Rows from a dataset
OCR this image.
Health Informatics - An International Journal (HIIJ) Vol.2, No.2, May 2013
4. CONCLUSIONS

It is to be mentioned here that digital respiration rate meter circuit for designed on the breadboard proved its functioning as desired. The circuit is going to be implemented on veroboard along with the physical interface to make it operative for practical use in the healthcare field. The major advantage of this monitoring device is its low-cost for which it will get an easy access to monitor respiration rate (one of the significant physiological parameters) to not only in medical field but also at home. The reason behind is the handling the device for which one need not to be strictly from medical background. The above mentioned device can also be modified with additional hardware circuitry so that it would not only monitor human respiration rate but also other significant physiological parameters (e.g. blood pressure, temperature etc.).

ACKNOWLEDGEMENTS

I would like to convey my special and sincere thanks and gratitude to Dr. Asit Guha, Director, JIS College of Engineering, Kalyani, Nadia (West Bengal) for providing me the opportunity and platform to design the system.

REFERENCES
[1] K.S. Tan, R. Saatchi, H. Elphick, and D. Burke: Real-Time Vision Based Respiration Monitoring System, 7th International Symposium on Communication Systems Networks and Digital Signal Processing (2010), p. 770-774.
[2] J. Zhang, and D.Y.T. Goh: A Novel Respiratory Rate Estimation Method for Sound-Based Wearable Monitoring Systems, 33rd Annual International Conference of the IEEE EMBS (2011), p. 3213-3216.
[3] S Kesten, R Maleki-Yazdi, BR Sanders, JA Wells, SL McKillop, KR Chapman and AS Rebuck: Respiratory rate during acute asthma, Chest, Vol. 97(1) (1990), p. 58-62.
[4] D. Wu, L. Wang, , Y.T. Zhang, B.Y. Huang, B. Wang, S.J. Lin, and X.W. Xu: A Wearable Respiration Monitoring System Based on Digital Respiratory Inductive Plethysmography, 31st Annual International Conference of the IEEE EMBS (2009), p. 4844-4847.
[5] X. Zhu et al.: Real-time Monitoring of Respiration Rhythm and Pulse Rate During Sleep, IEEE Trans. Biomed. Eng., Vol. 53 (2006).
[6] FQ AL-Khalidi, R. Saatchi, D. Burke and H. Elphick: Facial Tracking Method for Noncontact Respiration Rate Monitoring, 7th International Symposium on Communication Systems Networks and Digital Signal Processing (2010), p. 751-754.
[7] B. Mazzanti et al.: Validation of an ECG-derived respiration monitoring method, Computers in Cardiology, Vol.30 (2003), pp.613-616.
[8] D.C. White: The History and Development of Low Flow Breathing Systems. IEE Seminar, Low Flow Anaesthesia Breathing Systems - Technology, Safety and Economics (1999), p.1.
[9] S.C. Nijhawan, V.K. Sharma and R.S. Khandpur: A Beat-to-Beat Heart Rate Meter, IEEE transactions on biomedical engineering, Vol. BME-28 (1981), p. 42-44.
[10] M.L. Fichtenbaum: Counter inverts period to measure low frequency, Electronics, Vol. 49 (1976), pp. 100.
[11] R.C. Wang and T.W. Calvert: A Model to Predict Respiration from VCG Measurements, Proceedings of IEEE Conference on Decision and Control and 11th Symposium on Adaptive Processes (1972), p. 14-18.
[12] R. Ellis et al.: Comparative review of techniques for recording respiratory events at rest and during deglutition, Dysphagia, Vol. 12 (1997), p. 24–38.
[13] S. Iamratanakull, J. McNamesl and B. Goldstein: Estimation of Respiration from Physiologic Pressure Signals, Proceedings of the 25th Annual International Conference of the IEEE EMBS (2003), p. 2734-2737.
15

Exercise instructions: Reproduce every line of the data verbatim.

The answer:
OCR this image.
Health Informatics - An International Journal (HIIJ) Vol.2, No.2, May 2013
4. CONCLUSIONS

It is to be mentioned here that digital respiration rate meter circuit for designed on the breadboard proved its functioning as desired. The circuit is going to be implemented on veroboard along with the physical interface to make it operative for practical use in the healthcare field. The major advantage of this monitoring device is its low-cost for which it will get an easy access to monitor respiration rate (one of the significant physiological parameters) to not only in medical field but also at home. The reason behind is the handling the device for which one need not to be strictly from medical background. The above mentioned device can also be modified with additional hardware circuitry so that it would not only monitor human respiration rate but also other significant physiological parameters (e.g. blood pressure, temperature etc.).

ACKNOWLEDGEMENTS

I would like to convey my special and sincere thanks and gratitude to Dr. Asit Guha, Director, JIS College of Engineering, Kalyani, Nadia (West Bengal) for providing me the opportunity and platform to design the system.

REFERENCES
[1] K.S. Tan, R. Saatchi, H. Elphick, and D. Burke: Real-Time Vision Based Respiration Monitoring System, 7th International Symposium on Communication Systems Networks and Digital Signal Processing (2010), p. 770-774.
[2] J. Zhang, and D.Y.T. Goh: A Novel Respiratory Rate Estimation Method for Sound-Based Wearable Monitoring Systems, 33rd Annual International Conference of the IEEE EMBS (2011), p. 3213-3216.
[3] S Kesten, R Maleki-Yazdi, BR Sanders, JA Wells, SL McKillop, KR Chapman and AS Rebuck: Respiratory rate during acute asthma, Chest, Vol. 97(1) (1990), p. 58-62.
[4] D. Wu, L. Wang, , Y.T. Zhang, B.Y. Huang, B. Wang, S.J. Lin, and X.W. Xu: A Wearable Respiration Monitoring System Based on Digital Respiratory Inductive Plethysmography, 31st Annual International Conference of the IEEE EMBS (2009), p. 4844-4847.
[5] X. Zhu et al.: Real-time Monitoring of Respiration Rhythm and Pulse Rate During Sleep, IEEE Trans. Biomed. Eng., Vol. 53 (2006).
[6] FQ AL-Khalidi, R. Saatchi, D. Burke and H. Elphick: Facial Tracking Method for Noncontact Respiration Rate Monitoring, 7th International Symposium on Communication Systems Networks and Digital Signal Processing (2010), p. 751-754.
[7] B. Mazzanti et al.: Validation of an ECG-derived respiration monitoring method, Computers in Cardiology, Vol.30 (2003), pp.613-616.
[8] D.C. White: The History and Development of Low Flow Breathing Systems. IEE Seminar, Low Flow Anaesthesia Breathing Systems - Technology, Safety and Economics (1999), p.1.
[9] S.C. Nijhawan, V.K. Sharma and R.S. Khandpur: A Beat-to-Beat Heart Rate Meter, IEEE transactions on biomedical engineering, Vol. BME-28 (1981), p. 42-44.
[10] M.L. Fichtenbaum: Counter inverts period to measure low frequency, Electronics, Vol. 49 (1976), pp. 100.
[11] R.C. Wang and T.W. Calvert: A Model to Predict Respiration from VCG Measurements, Proceedings of IEEE Conference on Decision and Control and 11th Symposium on Adaptive Processes (1972), p. 14-18.
[12] R. Ellis et al.: Comparative review of techniques for recording respiratory events at rest and during deglutition, Dysphagia, Vol. 12 (1997), p. 24–38.
[13] S. Iamratanakull, J. McNamesl and B. Goldstein: Estimation of Respiration from Physiologic Pressure Signals, Proceedings of the 25th Annual International Conference of the IEEE EMBS (2003), p. 2734-2737.
15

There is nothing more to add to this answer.